## start EXCERPT TO READ

The use of the Dutch Oven instead of a baking dish wouldn't make any difference since - in either case, you're bringing the mixture to about 212-F before you put it in the oven.

Of course, there is always the "gotcha" that I don't know ... maybe you normally use fresh chicken and this time you used some that had been in the freezer to 2 years ... ???

Let's go back to square one ... did you notice any difference in the rice, or just in the chicken?


----------



## southerncook (Nov 4, 2004)

you know what, sometimes recipes just fuckup.


----------



## Weeks (Nov 5, 2004)

Heya GB, sorry it took so long to get back to you, but I couldn't find anything you'd done wrong EXCEPT what Micheal said in point #3 above. I still don't think that would be enough to kill the moisture in the bird to that extent, though. I dunno, dude! Ask over at eGullet!


----------



## GB (Nov 5, 2004)

Thanks for all your responses everyone! I really appreciate everyones input.

## end EXCERPT TO READ

* _JOB 1_
Quote the rows below word for word, starting at the one that contains "x-tick-label: 100 (401, 1060, 426, 1077)" and ending at the one that contains "legend-rate-value: 0.140 (563, 958, 601, 975)".
The forum thread and the rows after it have nothing to do with each other.

## start DATASET RECORDS

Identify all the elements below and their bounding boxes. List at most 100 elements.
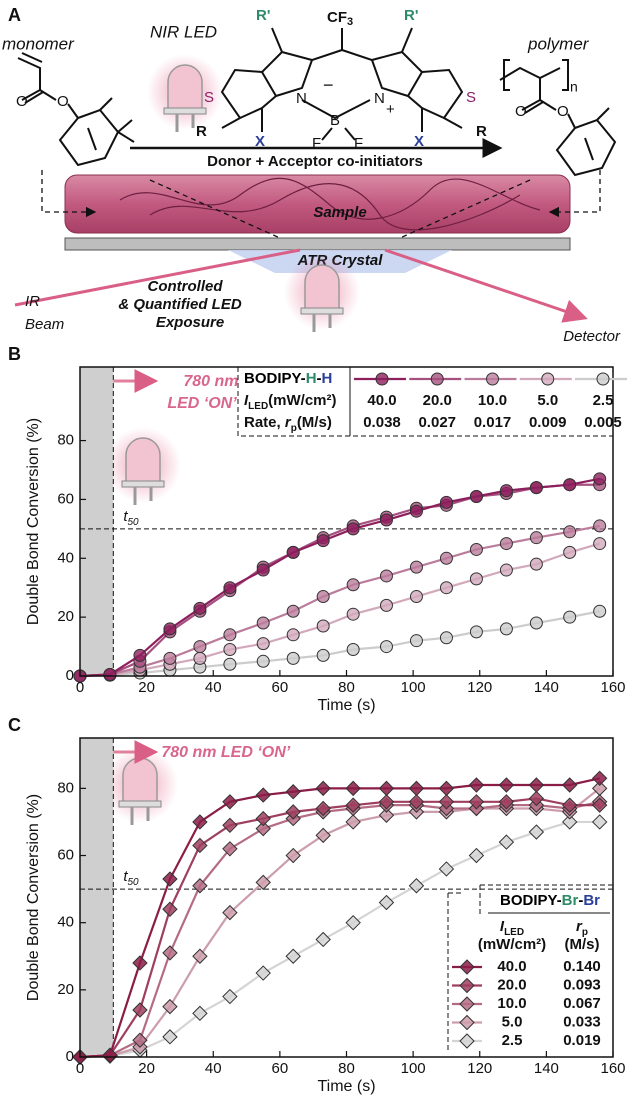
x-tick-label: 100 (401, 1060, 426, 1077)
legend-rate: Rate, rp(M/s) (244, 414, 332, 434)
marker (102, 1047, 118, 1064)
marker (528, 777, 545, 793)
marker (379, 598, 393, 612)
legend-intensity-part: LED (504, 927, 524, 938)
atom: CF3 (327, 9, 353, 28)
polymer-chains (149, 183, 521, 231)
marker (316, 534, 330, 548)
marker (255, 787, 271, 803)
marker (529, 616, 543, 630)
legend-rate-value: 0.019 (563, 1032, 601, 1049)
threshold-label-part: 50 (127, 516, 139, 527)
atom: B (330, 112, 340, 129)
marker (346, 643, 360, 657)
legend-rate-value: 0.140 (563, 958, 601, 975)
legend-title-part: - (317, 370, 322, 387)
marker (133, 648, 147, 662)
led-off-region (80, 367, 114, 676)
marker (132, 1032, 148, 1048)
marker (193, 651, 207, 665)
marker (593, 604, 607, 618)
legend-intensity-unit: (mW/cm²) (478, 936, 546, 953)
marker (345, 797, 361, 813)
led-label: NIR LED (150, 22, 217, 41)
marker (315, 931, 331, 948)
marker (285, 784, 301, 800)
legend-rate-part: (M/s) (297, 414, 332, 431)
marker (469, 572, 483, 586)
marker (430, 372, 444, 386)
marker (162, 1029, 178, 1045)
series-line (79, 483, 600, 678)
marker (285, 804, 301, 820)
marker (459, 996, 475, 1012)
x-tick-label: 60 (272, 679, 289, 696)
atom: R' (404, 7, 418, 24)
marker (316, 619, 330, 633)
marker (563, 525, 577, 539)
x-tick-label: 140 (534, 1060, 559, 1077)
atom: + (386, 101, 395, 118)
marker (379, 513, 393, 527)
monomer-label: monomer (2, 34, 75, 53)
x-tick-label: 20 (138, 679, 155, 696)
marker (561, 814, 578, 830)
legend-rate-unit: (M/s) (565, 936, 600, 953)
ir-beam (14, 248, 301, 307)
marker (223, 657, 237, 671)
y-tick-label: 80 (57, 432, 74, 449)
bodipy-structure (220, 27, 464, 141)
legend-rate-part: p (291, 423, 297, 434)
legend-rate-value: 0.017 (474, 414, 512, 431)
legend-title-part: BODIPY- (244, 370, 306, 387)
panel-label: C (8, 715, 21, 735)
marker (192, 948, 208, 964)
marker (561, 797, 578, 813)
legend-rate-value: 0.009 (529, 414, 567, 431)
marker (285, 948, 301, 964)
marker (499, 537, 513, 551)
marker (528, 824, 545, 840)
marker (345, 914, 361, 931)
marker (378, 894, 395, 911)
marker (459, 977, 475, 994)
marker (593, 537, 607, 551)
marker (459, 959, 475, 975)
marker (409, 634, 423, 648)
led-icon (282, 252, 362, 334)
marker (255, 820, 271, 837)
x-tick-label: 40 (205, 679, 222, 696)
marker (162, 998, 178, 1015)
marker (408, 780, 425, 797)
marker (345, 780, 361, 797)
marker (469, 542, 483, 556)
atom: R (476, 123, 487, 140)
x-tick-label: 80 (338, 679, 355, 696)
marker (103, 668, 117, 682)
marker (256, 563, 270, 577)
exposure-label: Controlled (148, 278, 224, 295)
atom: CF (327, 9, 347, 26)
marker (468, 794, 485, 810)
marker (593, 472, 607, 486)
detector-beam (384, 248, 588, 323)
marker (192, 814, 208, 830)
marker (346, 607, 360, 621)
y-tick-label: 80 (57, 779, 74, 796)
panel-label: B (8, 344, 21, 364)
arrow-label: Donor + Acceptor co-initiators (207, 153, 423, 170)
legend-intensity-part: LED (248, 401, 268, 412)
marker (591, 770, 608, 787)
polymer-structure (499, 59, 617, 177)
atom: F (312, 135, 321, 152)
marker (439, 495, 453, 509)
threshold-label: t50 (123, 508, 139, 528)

## end DATASET RECORDS

* _JOB 2_
In the forum thread about the chicken and rice, to roughly what temperature is the mixture brought before it goes into the oven?

* _CORRECT OUTPUT 1_
x-tick-label: 100 (401, 1060, 426, 1077)
legend-rate: Rate, rp(M/s) (244, 414, 332, 434)
marker (102, 1047, 118, 1064)
marker (528, 777, 545, 793)
marker (379, 598, 393, 612)
legend-intensity-part: LED (504, 927, 524, 938)
atom: CF3 (327, 9, 353, 28)
polymer-chains (149, 183, 521, 231)
marker (316, 534, 330, 548)
marker (255, 787, 271, 803)
marker (529, 616, 543, 630)
legend-rate-value: 0.019 (563, 1032, 601, 1049)
threshold-label-part: 50 (127, 516, 139, 527)
atom: B (330, 112, 340, 129)
marker (346, 643, 360, 657)
legend-rate-value: 0.140 (563, 958, 601, 975)

* _CORRECT OUTPUT 2_
About 212°F.